> **What you need to do**: Transcribe all the records with complete accuracy.

[Begin Information given]

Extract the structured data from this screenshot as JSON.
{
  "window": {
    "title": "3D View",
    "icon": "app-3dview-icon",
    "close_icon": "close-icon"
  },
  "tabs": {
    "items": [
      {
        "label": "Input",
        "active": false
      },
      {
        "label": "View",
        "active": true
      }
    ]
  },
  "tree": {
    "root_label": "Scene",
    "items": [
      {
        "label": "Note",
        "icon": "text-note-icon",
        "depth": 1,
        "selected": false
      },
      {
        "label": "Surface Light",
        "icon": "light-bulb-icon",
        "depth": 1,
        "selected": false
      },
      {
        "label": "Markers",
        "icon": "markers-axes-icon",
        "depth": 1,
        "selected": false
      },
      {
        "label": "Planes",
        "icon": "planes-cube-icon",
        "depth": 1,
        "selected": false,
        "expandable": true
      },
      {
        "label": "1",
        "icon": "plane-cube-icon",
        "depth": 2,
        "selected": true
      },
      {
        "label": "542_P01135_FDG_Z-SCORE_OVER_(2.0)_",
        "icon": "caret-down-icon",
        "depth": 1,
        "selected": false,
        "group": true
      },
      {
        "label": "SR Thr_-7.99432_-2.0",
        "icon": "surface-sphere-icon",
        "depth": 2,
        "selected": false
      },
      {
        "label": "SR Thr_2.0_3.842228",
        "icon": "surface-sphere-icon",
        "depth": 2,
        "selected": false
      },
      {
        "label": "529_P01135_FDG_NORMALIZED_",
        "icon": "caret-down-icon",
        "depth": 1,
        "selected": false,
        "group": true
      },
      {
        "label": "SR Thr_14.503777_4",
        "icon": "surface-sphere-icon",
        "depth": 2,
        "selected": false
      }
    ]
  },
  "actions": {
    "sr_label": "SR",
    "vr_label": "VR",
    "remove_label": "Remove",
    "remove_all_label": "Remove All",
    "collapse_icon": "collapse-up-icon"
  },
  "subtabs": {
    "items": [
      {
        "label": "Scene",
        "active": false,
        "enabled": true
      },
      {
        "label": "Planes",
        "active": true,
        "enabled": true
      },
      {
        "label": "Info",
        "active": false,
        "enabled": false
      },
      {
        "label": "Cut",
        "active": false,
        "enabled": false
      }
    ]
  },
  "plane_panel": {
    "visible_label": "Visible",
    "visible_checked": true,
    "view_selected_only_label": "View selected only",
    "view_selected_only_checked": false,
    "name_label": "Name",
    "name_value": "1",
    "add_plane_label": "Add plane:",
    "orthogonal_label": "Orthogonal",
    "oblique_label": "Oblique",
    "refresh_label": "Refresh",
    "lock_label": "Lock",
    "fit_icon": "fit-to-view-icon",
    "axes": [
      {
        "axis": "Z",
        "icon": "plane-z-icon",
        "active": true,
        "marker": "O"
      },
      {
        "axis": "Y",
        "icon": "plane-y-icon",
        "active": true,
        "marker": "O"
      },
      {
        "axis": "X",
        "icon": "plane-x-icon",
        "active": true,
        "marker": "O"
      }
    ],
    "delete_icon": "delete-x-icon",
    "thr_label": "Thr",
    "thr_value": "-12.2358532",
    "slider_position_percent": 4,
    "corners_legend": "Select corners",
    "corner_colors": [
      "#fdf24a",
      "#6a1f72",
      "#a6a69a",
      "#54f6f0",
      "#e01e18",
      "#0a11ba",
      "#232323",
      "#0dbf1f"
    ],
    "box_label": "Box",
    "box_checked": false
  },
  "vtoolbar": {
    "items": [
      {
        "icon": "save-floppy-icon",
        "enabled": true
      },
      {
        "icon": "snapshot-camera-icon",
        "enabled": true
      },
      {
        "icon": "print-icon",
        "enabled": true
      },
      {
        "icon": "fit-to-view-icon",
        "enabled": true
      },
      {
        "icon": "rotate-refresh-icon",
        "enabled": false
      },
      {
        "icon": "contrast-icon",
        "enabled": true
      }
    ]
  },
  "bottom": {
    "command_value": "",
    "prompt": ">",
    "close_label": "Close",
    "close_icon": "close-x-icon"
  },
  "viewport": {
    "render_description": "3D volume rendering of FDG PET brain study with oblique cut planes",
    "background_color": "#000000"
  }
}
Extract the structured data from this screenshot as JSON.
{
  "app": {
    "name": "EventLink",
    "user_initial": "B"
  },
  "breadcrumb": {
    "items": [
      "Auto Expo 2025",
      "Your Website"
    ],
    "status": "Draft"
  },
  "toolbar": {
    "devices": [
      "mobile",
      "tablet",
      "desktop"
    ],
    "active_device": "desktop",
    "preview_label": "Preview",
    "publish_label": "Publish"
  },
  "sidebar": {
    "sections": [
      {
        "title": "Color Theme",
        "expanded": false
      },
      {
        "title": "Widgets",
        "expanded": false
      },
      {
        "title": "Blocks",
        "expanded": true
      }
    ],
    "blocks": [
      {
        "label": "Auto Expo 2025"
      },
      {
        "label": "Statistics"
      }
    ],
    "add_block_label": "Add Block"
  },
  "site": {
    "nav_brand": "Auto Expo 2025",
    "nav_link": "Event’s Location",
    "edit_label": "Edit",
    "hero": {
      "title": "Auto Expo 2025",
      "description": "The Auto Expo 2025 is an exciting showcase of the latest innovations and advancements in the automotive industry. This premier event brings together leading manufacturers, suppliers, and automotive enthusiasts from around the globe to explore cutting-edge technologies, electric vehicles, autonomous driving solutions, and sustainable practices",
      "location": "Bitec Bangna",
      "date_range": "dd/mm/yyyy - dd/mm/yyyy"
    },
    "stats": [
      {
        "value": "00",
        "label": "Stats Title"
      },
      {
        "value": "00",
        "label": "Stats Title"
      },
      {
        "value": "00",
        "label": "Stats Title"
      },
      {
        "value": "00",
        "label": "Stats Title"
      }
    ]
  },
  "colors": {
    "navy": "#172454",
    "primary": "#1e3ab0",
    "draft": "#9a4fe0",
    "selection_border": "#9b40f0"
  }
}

[End Information given]

> **Written answer**:
Extract the structured data from this screenshot as JSON.
{
  "window": {
    "title": "3D View",
    "icon": "app-3dview-icon",
    "close_icon": "close-icon"
  },
  "tabs": {
    "items": [
      {
        "label": "Input",
        "active": false
      },
      {
        "label": "View",
        "active": true
      }
    ]
  },
  "tree": {
    "root_label": "Scene",
    "items": [
      {
        "label": "Note",
        "icon": "text-note-icon",
        "depth": 1,
        "selected": false
      },
      {
        "label": "Surface Light",
        "icon": "light-bulb-icon",
        "depth": 1,
        "selected": false
      },
      {
        "label": "Markers",
        "icon": "markers-axes-icon",
        "depth": 1,
        "selected": false
      },
      {
        "label": "Planes",
        "icon": "planes-cube-icon",
        "depth": 1,
        "selected": false,
        "expandable": true
      },
      {
        "label": "1",
        "icon": "plane-cube-icon",
        "depth": 2,
        "selected": true
      },
      {
        "label": "542_P01135_FDG_Z-SCORE_OVER_(2.0)_",
        "icon": "caret-down-icon",
        "depth": 1,
        "selected": false,
        "group": true
      },
      {
        "label": "SR Thr_-7.99432_-2.0",
        "icon": "surface-sphere-icon",
        "depth": 2,
        "selected": false
      },
      {
        "label": "SR Thr_2.0_3.842228",
        "icon": "surface-sphere-icon",
        "depth": 2,
        "selected": false
      },
      {
        "label": "529_P01135_FDG_NORMALIZED_",
        "icon": "caret-down-icon",
        "depth": 1,
        "selected": false,
        "group": true
      },
      {
        "label": "SR Thr_14.503777_4",
        "icon": "surface-sphere-icon",
        "depth": 2,
        "selected": false
      }
    ]
  },
  "actions": {
    "sr_label": "SR",
    "vr_label": "VR",
    "remove_label": "Remove",
    "remove_all_label": "Remove All",
    "collapse_icon": "collapse-up-icon"
  },
  "subtabs": {
    "items": [
      {
        "label": "Scene",
        "active": false,
        "enabled": true
      },
      {
        "label": "Planes",
        "active": true,
        "enabled": true
      },
      {
        "label": "Info",
        "active": false,
        "enabled": false
      },
      {
        "label": "Cut",
        "active": false,
        "enabled": false
      }
    ]
  },
  "plane_panel": {
    "visible_label": "Visible",
    "visible_checked": true,
    "view_selected_only_label": "View selected only",
    "view_selected_only_checked": false,
    "name_label": "Name",
    "name_value": "1",
    "add_plane_label": "Add plane:",
    "orthogonal_label": "Orthogonal",
    "oblique_label": "Oblique",
    "refresh_label": "Refresh",
    "lock_label": "Lock",
    "fit_icon": "fit-to-view-icon",
    "axes": [
      {
        "axis": "Z",
        "icon": "plane-z-icon",
        "active": true,
        "marker": "O"
      },
      {
        "axis": "Y",
        "icon": "plane-y-icon",
        "active": true,
        "marker": "O"
      },
      {
        "axis": "X",
        "icon": "plane-x-icon",
        "active": true,
        "marker": "O"
      }
    ],
    "delete_icon": "delete-x-icon",
    "thr_label": "Thr",
    "thr_value": "-12.2358532",
    "slider_position_percent": 4,
    "corners_legend": "Select corners",
    "corner_colors": [
      "#fdf24a",
      "#6a1f72",
      "#a6a69a",
      "#54f6f0",
      "#e01e18",
      "#0a11ba",
      "#232323",
      "#0dbf1f"
    ],
    "box_label": "Box",
    "box_checked": false
  },
  "vtoolbar": {
    "items": [
      {
        "icon": "save-floppy-icon",
        "enabled": true
      },
      {
        "icon": "snapshot-camera-icon",
        "enabled": true
      },
      {
        "icon": "print-icon",
        "enabled": true
      },
      {
        "icon": "fit-to-view-icon",
        "enabled": true
      },
      {
        "icon": "rotate-refresh-icon",
        "enabled": false
      },
      {
        "icon": "contrast-icon",
        "enabled": true
      }
    ]
  },
  "bottom": {
    "command_value": "",
    "prompt": ">",
    "close_label": "Close",
    "close_icon": "close-x-icon"
  },
  "viewport": {
    "render_description": "3D volume rendering of FDG PET brain study with oblique cut planes",
    "background_color": "#000000"
  }
}
Extract the structured data from this screenshot as JSON.
{
  "app": {
    "name": "EventLink",
    "user_initial": "B"
  },
  "breadcrumb": {
    "items": [
      "Auto Expo 2025",
      "Your Website"
    ],
    "status": "Draft"
  },
  "toolbar": {
    "devices": [
      "mobile",
      "tablet",
      "desktop"
    ],
    "active_device": "desktop",
    "preview_label": "Preview",
    "publish_label": "Publish"
  },
  "sidebar": {
    "sections": [
      {
        "title": "Color Theme",
        "expanded": false
      },
      {
        "title": "Widgets",
        "expanded": false
      },
      {
        "title": "Blocks",
        "expanded": true
      }
    ],
    "blocks": [
      {
        "label": "Auto Expo 2025"
      },
      {
        "label": "Statistics"
      }
    ],
    "add_block_label": "Add Block"
  },
  "site": {
    "nav_brand": "Auto Expo 2025",
    "nav_link": "Event’s Location",
    "edit_label": "Edit",
    "hero": {
      "title": "Auto Expo 2025",
      "description": "The Auto Expo 2025 is an exciting showcase of the latest innovations and advancements in the automotive industry. This premier event brings together leading manufacturers, suppliers, and automotive enthusiasts from around the globe to explore cutting-edge technologies, electric vehicles, autonomous driving solutions, and sustainable practices",
      "location": "Bitec Bangna",
      "date_range": "dd/mm/yyyy - dd/mm/yyyy"
    },
    "stats": [
      {
        "value": "00",
        "label": "Stats Title"
      },
      {
        "value": "00",
        "label": "Stats Title"
      },
      {
        "value": "00",
        "label": "Stats Title"
      },
      {
        "value": "00",
        "label": "Stats Title"
      }
    ]
  },
  "colors": {
    "navy": "#172454",
    "primary": "#1e3ab0",
    "draft": "#9a4fe0",
    "selection_border": "#9b40f0"
  }
}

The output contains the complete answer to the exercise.